begin

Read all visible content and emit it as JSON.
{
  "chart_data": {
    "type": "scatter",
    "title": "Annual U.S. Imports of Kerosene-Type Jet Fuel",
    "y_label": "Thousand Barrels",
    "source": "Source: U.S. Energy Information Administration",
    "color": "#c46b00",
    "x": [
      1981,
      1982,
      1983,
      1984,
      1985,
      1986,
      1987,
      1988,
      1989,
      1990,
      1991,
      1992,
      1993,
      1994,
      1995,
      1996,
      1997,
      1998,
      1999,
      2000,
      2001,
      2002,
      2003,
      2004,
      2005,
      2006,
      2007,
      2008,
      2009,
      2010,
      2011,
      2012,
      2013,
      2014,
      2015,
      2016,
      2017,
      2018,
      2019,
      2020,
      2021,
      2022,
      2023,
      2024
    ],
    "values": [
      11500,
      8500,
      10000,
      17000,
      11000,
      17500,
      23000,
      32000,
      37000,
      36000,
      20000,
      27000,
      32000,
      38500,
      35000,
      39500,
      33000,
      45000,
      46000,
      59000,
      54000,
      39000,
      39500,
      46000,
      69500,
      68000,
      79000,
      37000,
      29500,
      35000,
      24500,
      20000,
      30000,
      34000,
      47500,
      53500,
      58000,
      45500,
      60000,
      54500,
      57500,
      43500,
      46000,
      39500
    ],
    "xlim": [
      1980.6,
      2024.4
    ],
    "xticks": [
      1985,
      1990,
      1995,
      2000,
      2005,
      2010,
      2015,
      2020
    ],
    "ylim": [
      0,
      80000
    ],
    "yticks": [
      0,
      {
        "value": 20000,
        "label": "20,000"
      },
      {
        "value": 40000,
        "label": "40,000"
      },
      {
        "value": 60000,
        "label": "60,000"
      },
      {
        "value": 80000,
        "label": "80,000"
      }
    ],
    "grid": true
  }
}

end

Given problem:
Write out all of the records once more, exactly.

Exercise answer:
Read all visible content and emit it as JSON.
{
  "chart_data": {
    "type": "scatter",
    "title": "Annual U.S. Imports of Kerosene-Type Jet Fuel",
    "y_label": "Thousand Barrels",
    "source": "Source: U.S. Energy Information Administration",
    "color": "#c46b00",
    "x": [
      1981,
      1982,
      1983,
      1984,
      1985,
      1986,
      1987,
      1988,
      1989,
      1990,
      1991,
      1992,
      1993,
      1994,
      1995,
      1996,
      1997,
      1998,
      1999,
      2000,
      2001,
      2002,
      2003,
      2004,
      2005,
      2006,
      2007,
      2008,
      2009,
      2010,
      2011,
      2012,
      2013,
      2014,
      2015,
      2016,
      2017,
      2018,
      2019,
      2020,
      2021,
      2022,
      2023,
      2024
    ],
    "values": [
      11500,
      8500,
      10000,
      17000,
      11000,
      17500,
      23000,
      32000,
      37000,
      36000,
      20000,
      27000,
      32000,
      38500,
      35000,
      39500,
      33000,
      45000,
      46000,
      59000,
      54000,
      39000,
      39500,
      46000,
      69500,
      68000,
      79000,
      37000,
      29500,
      35000,
      24500,
      20000,
      30000,
      34000,
      47500,
      53500,
      58000,
      45500,
      60000,
      54500,
      57500,
      43500,
      46000,
      39500
    ],
    "xlim": [
      1980.6,
      2024.4
    ],
    "xticks": [
      1985,
      1990,
      1995,
      2000,
      2005,
      2010,
      2015,
      2020
    ],
    "ylim": [
      0,
      80000
    ],
    "yticks": [
      0,
      {
        "value": 20000,
        "label": "20,000"
      },
      {
        "value": 40000,
        "label": "40,000"
      },
      {
        "value": 60000,
        "label": "60,000"
      },
      {
        "value": 80000,
        "label": "80,000"
      }
    ],
    "grid": true
  }
}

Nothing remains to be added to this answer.